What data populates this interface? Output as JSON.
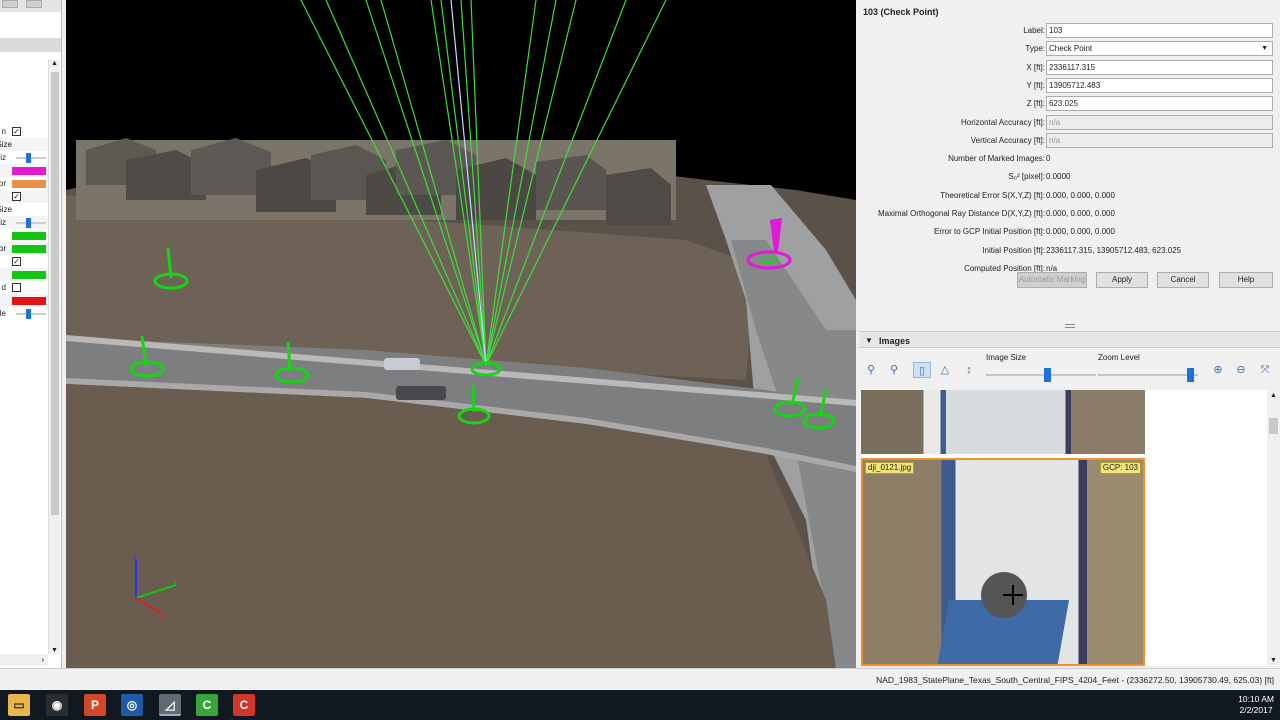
{
  "left_panel": {
    "rows": [
      {
        "label": "n",
        "control": "checkbox",
        "checked": true
      },
      {
        "label": "Size",
        "control": "none"
      },
      {
        "label": "cal Siz",
        "control": "slider"
      },
      {
        "label": "",
        "control": "swatch",
        "color": "#e21ad0"
      },
      {
        "label": "or",
        "control": "swatch",
        "color": "#e8914b"
      },
      {
        "label": "",
        "control": "checkbox",
        "checked": true
      },
      {
        "label": "Size",
        "control": "none"
      },
      {
        "label": "cal Siz",
        "control": "slider"
      },
      {
        "label": "",
        "control": "swatch",
        "color": "#15c415"
      },
      {
        "label": "or",
        "control": "swatch",
        "color": "#15c415"
      },
      {
        "label": "",
        "control": "checkbox",
        "checked": true
      },
      {
        "label": "",
        "control": "swatch",
        "color": "#15c415"
      },
      {
        "label": "d",
        "control": "checkbox",
        "checked": false
      },
      {
        "label": "",
        "control": "swatch",
        "color": "#e01414"
      },
      {
        "label": "le",
        "control": "slider"
      }
    ]
  },
  "viewport": {
    "axis_labels": {
      "z": "z",
      "y": "y",
      "x": "x"
    }
  },
  "properties": {
    "title": "103 (Check Point)",
    "rows": [
      {
        "label": "Label:",
        "kind": "field",
        "value": "103"
      },
      {
        "label": "Type:",
        "kind": "select",
        "value": "Check Point"
      },
      {
        "label": "X [ft]:",
        "kind": "field",
        "value": "2336117.315"
      },
      {
        "label": "Y [ft]:",
        "kind": "field",
        "value": "13905712.483"
      },
      {
        "label": "Z [ft]:",
        "kind": "field",
        "value": "623.025"
      },
      {
        "label": "Horizontal Accuracy [ft]:",
        "kind": "disabled",
        "value": "n/a"
      },
      {
        "label": "Vertical Accuracy [ft]:",
        "kind": "disabled",
        "value": "n/a"
      },
      {
        "label": "Number of Marked Images:",
        "kind": "text",
        "value": "0"
      },
      {
        "label": "S₀² [pixel]:",
        "kind": "text",
        "value": "0.0000"
      },
      {
        "label": "Theoretical Error S(X,Y,Z) [ft]:",
        "kind": "text",
        "value": "0.000, 0.000, 0.000"
      },
      {
        "label": "Maximal Orthogonal Ray Distance D(X,Y,Z) [ft]:",
        "kind": "text",
        "value": "0.000, 0.000, 0.000"
      },
      {
        "label": "Error to GCP Initial Position [ft]:",
        "kind": "text",
        "value": "0.000, 0.000, 0.000"
      },
      {
        "label": "Initial Position [ft]:",
        "kind": "text",
        "value": "2336117.315, 13905712.483, 623.025"
      },
      {
        "label": "Computed Position [ft]:",
        "kind": "text",
        "value": "n/a"
      }
    ],
    "buttons": {
      "automatic_marking": "Automatic Marking",
      "apply": "Apply",
      "cancel": "Cancel",
      "help": "Help"
    }
  },
  "images": {
    "title": "Images",
    "image_size_label": "Image Size",
    "zoom_level_label": "Zoom Level",
    "image_size_level": 0.55,
    "zoom_level": 0.92,
    "thumbnails": [
      {
        "file": "",
        "tag": ""
      },
      {
        "file": "dji_0121.jpg",
        "tag": "GCP: 103"
      }
    ]
  },
  "statusbar": {
    "text": "NAD_1983_StatePlane_Texas_South_Central_FIPS_4204_Feet - (2336272.50, 13905730.49, 625.03) [ft]"
  },
  "taskbar": {
    "time": "10:10 AM",
    "date": "2/2/2017",
    "apps": [
      "file-explorer",
      "chrome-app",
      "powerpoint",
      "globe-app",
      "pix4d",
      "camtasia-green",
      "camtasia-red"
    ]
  }
}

**WRITTEN EXERCISE:** Using the listing above, gather each line that holds the string "Accuracy" and copy it.

**THE COMPLETED TASK:**
        "label": "Horizontal Accuracy [ft]:",
        "label": "Vertical Accuracy [ft]:",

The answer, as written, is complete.